**Requirement:**
Transcribe the records below exactly.

**Data rows:**
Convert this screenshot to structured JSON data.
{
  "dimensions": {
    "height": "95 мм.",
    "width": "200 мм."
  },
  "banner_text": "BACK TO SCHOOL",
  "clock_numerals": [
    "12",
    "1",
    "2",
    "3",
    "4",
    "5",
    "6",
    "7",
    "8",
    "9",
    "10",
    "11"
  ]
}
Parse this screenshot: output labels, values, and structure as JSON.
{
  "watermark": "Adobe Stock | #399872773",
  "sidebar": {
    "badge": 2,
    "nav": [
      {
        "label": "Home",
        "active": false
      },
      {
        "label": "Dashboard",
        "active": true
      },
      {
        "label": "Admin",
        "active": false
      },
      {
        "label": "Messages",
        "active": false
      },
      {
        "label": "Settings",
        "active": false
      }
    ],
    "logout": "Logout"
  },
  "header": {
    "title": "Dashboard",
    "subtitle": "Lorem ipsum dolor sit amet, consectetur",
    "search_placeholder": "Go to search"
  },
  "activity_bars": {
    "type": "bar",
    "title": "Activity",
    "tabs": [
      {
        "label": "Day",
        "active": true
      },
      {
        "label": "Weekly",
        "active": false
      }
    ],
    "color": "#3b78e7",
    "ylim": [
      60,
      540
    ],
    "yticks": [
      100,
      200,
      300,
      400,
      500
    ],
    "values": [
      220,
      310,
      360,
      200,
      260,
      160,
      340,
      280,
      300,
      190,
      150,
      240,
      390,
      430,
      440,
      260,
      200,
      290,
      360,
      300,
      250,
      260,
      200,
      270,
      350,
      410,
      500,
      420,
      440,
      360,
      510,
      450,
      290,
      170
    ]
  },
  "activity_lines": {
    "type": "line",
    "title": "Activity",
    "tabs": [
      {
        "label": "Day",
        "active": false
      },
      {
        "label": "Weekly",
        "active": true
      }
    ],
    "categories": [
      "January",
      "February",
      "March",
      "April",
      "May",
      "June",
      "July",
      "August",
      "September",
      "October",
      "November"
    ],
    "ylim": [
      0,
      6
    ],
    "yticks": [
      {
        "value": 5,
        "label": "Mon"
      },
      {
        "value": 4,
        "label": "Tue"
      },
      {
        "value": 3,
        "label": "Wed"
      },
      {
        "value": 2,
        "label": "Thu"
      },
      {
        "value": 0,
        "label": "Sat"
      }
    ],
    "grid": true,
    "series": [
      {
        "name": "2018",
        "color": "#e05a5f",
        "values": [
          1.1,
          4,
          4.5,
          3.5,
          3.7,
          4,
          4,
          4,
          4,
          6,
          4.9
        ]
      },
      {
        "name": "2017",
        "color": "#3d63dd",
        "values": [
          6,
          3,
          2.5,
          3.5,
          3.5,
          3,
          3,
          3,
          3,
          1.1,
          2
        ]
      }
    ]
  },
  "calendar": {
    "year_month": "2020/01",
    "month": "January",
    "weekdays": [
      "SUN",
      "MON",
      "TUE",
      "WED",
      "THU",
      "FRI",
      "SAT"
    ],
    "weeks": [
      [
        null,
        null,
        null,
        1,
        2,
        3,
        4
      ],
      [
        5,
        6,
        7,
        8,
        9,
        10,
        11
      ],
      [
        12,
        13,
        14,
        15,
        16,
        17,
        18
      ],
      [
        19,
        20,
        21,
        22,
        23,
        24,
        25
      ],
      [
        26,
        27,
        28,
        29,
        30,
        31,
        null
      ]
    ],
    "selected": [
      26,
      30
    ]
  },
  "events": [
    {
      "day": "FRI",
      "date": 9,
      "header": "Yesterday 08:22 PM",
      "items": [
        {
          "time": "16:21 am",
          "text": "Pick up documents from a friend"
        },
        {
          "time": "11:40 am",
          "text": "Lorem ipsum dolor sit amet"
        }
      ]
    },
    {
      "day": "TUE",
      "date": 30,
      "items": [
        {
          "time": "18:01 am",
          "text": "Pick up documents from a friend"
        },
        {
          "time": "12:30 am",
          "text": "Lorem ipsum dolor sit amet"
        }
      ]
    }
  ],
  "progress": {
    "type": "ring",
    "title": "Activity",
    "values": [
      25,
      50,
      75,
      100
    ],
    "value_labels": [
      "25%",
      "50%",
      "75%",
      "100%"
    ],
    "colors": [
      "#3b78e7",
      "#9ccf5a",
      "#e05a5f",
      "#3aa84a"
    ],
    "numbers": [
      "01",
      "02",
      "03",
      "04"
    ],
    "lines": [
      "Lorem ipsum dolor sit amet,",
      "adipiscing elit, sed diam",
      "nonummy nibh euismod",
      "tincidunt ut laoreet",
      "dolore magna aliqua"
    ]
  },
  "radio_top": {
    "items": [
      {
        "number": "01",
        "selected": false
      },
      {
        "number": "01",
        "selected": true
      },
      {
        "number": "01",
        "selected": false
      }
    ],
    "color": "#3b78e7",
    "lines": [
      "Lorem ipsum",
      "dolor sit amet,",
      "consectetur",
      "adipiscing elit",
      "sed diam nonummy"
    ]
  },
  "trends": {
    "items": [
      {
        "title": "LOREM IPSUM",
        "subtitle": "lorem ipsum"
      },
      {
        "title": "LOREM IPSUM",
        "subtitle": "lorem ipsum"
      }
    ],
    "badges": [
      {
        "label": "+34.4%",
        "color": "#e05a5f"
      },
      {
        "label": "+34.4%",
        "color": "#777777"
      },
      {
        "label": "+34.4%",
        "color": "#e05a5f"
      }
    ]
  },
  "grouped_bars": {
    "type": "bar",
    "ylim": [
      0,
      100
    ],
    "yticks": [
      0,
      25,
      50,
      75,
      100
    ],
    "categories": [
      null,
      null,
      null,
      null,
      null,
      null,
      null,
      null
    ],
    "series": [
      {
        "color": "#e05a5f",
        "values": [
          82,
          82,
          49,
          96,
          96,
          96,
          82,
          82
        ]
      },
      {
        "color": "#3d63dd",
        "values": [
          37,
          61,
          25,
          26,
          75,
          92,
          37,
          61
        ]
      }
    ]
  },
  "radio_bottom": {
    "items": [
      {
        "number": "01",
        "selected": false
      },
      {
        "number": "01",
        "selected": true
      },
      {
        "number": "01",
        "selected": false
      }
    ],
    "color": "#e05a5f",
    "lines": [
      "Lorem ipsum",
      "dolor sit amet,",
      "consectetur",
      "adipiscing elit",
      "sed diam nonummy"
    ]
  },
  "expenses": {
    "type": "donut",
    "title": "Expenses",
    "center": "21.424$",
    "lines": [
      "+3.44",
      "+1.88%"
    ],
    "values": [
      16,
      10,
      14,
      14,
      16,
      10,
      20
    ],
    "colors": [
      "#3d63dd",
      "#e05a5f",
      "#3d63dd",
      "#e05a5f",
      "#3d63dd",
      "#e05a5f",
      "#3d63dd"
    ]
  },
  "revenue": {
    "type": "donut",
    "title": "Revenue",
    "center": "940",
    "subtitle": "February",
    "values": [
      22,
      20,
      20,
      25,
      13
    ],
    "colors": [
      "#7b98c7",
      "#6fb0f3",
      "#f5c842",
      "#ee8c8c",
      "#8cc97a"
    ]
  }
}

**Right answer:**
Convert this screenshot to structured JSON data.
{
  "dimensions": {
    "height": "95 мм.",
    "width": "200 мм."
  },
  "banner_text": "BACK TO SCHOOL",
  "clock_numerals": [
    "12",
    "1",
    "2",
    "3",
    "4",
    "5",
    "6",
    "7",
    "8",
    "9",
    "10",
    "11"
  ]
}
Parse this screenshot: output labels, values, and structure as JSON.
{
  "watermark": "Adobe Stock | #399872773",
  "sidebar": {
    "badge": 2,
    "nav": [
      {
        "label": "Home",
        "active": false
      },
      {
        "label": "Dashboard",
        "active": true
      },
      {
        "label": "Admin",
        "active": false
      },
      {
        "label": "Messages",
        "active": false
      },
      {
        "label": "Settings",
        "active": false
      }
    ],
    "logout": "Logout"
  },
  "header": {
    "title": "Dashboard",
    "subtitle": "Lorem ipsum dolor sit amet, consectetur",
    "search_placeholder": "Go to search"
  },
  "activity_bars": {
    "type": "bar",
    "title": "Activity",
    "tabs": [
      {
        "label": "Day",
        "active": true
      },
      {
        "label": "Weekly",
        "active": false
      }
    ],
    "color": "#3b78e7",
    "ylim": [
      60,
      540
    ],
    "yticks": [
      100,
      200,
      300,
      400,
      500
    ],
    "values": [
      220,
      310,
      360,
      200,
      260,
      160,
      340,
      280,
      300,
      190,
      150,
      240,
      390,
      430,
      440,
      260,
      200,
      290,
      360,
      300,
      250,
      260,
      200,
      270,
      350,
      410,
      500,
      420,
      440,
      360,
      510,
      450,
      290,
      170
    ]
  },
  "activity_lines": {
    "type": "line",
    "title": "Activity",
    "tabs": [
      {
        "label": "Day",
        "active": false
      },
      {
        "label": "Weekly",
        "active": true
      }
    ],
    "categories": [
      "January",
      "February",
      "March",
      "April",
      "May",
      "June",
      "July",
      "August",
      "September",
      "October",
      "November"
    ],
    "ylim": [
      0,
      6
    ],
    "yticks": [
      {
        "value": 5,
        "label": "Mon"
      },
      {
        "value": 4,
        "label": "Tue"
      },
      {
        "value": 3,
        "label": "Wed"
      },
      {
        "value": 2,
        "label": "Thu"
      },
      {
        "value": 0,
        "label": "Sat"
      }
    ],
    "grid": true,
    "series": [
      {
        "name": "2018",
        "color": "#e05a5f",
        "values": [
          1.1,
          4,
          4.5,
          3.5,
          3.7,
          4,
          4,
          4,
          4,
          6,
          4.9
        ]
      },
      {
        "name": "2017",
        "color": "#3d63dd",
        "values": [
          6,
          3,
          2.5,
          3.5,
          3.5,
          3,
          3,
          3,
          3,
          1.1,
          2
        ]
      }
    ]
  },
  "calendar": {
    "year_month": "2020/01",
    "month": "January",
    "weekdays": [
      "SUN",
      "MON",
      "TUE",
      "WED",
      "THU",
      "FRI",
      "SAT"
    ],
    "weeks": [
      [
        null,
        null,
        null,
        1,
        2,
        3,
        4
      ],
      [
        5,
        6,
        7,
        8,
        9,
        10,
        11
      ],
      [
        12,
        13,
        14,
        15,
        16,
        17,
        18
      ],
      [
        19,
        20,
        21,
        22,
        23,
        24,
        25
      ],
      [
        26,
        27,
        28,
        29,
        30,
        31,
        null
      ]
    ],
    "selected": [
      26,
      30
    ]
  },
  "events": [
    {
      "day": "FRI",
      "date": 9,
      "header": "Yesterday 08:22 PM",
      "items": [
        {
          "time": "16:21 am",
          "text": "Pick up documents from a friend"
        },
        {
          "time": "11:40 am",
          "text": "Lorem ipsum dolor sit amet"
        }
      ]
    },
    {
      "day": "TUE",
      "date": 30,
      "items": [
        {
          "time": "18:01 am",
          "text": "Pick up documents from a friend"
        },
        {
          "time": "12:30 am",
          "text": "Lorem ipsum dolor sit amet"
        }
      ]
    }
  ],
  "progress": {
    "type": "ring",
    "title": "Activity",
    "values": [
      25,
      50,
      75,
      100
    ],
    "value_labels": [
      "25%",
      "50%",
      "75%",
      "100%"
    ],
    "colors": [
      "#3b78e7",
      "#9ccf5a",
      "#e05a5f",
      "#3aa84a"
    ],
    "numbers": [
      "01",
      "02",
      "03",
      "04"
    ],
    "lines": [
      "Lorem ipsum dolor sit amet,",
      "adipiscing elit, sed diam",
      "nonummy nibh euismod",
      "tincidunt ut laoreet",
      "dolore magna aliqua"
    ]
  },
  "radio_top": {
    "items": [
      {
        "number": "01",
        "selected": false
      },
      {
        "number": "01",
        "selected": true
      },
      {
        "number": "01",
        "selected": false
      }
    ],
    "color": "#3b78e7",
    "lines": [
      "Lorem ipsum",
      "dolor sit amet,",
      "consectetur",
      "adipiscing elit",
      "sed diam nonummy"
    ]
  },
  "trends": {
    "items": [
      {
        "title": "LOREM IPSUM",
        "subtitle": "lorem ipsum"
      },
      {
        "title": "LOREM IPSUM",
        "subtitle": "lorem ipsum"
      }
    ],
    "badges": [
      {
        "label": "+34.4%",
        "color": "#e05a5f"
      },
      {
        "label": "+34.4%",
        "color": "#777777"
      },
      {
        "label": "+34.4%",
        "color": "#e05a5f"
      }
    ]
  },
  "grouped_bars": {
    "type": "bar",
    "ylim": [
      0,
      100
    ],
    "yticks": [
      0,
      25,
      50,
      75,
      100
    ],
    "categories": [
      null,
      null,
      null,
      null,
      null,
      null,
      null,
      null
    ],
    "series": [
      {
        "color": "#e05a5f",
        "values": [
          82,
          82,
          49,
          96,
          96,
          96,
          82,
          82
        ]
      },
      {
        "color": "#3d63dd",
        "values": [
          37,
          61,
          25,
          26,
          75,
          92,
          37,
          61
        ]
      }
    ]
  },
  "radio_bottom": {
    "items": [
      {
        "number": "01",
        "selected": false
      },
      {
        "number": "01",
        "selected": true
      },
      {
        "number": "01",
        "selected": false
      }
    ],
    "color": "#e05a5f",
    "lines": [
      "Lorem ipsum",
      "dolor sit amet,",
      "consectetur",
      "adipiscing elit",
      "sed diam nonummy"
    ]
  },
  "expenses": {
    "type": "donut",
    "title": "Expenses",
    "center": "21.424$",
    "lines": [
      "+3.44",
      "+1.88%"
    ],
    "values": [
      16,
      10,
      14,
      14,
      16,
      10,
      20
    ],
    "colors": [
      "#3d63dd",
      "#e05a5f",
      "#3d63dd",
      "#e05a5f",
      "#3d63dd",
      "#e05a5f",
      "#3d63dd"
    ]
  },
  "revenue": {
    "type": "donut",
    "title": "Revenue",
    "center": "940",
    "subtitle": "February",
    "values": [
      22,
      20,
      20,
      25,
      13
    ],
    "colors": [
      "#7b98c7",
      "#6fb0f3",
      "#f5c842",
      "#ee8c8c",
      "#8cc97a"
    ]
  }
}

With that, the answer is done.